Written exercise: The records below are to be repeated in full, exactly as they are.
★ ★ ★ ★ ★
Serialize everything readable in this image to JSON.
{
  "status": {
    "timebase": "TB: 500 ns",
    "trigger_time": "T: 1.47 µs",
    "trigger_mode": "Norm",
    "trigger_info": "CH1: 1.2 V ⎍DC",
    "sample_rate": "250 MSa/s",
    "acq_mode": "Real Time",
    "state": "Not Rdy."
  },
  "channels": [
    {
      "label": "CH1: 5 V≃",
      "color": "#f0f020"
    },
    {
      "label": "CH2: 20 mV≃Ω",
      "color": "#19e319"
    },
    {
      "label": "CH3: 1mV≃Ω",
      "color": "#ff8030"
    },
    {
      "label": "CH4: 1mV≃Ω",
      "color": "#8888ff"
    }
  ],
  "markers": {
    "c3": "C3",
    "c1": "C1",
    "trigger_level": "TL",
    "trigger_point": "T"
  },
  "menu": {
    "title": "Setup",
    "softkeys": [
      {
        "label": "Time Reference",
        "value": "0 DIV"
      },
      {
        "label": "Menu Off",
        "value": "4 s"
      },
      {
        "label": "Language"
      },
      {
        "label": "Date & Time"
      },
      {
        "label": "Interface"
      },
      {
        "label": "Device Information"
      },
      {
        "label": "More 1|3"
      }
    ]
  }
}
★ ★ ★ ★ ★
Reply to the task:
Serialize everything readable in this image to JSON.
{
  "status": {
    "timebase": "TB: 500 ns",
    "trigger_time": "T: 1.47 µs",
    "trigger_mode": "Norm",
    "trigger_info": "CH1: 1.2 V ⎍DC",
    "sample_rate": "250 MSa/s",
    "acq_mode": "Real Time",
    "state": "Not Rdy."
  },
  "channels": [
    {
      "label": "CH1: 5 V≃",
      "color": "#f0f020"
    },
    {
      "label": "CH2: 20 mV≃Ω",
      "color": "#19e319"
    },
    {
      "label": "CH3: 1mV≃Ω",
      "color": "#ff8030"
    },
    {
      "label": "CH4: 1mV≃Ω",
      "color": "#8888ff"
    }
  ],
  "markers": {
    "c3": "C3",
    "c1": "C1",
    "trigger_level": "TL",
    "trigger_point": "T"
  },
  "menu": {
    "title": "Setup",
    "softkeys": [
      {
        "label": "Time Reference",
        "value": "0 DIV"
      },
      {
        "label": "Menu Off",
        "value": "4 s"
      },
      {
        "label": "Language"
      },
      {
        "label": "Date & Time"
      },
      {
        "label": "Interface"
      },
      {
        "label": "Device Information"
      },
      {
        "label": "More 1|3"
      }
    ]
  }
}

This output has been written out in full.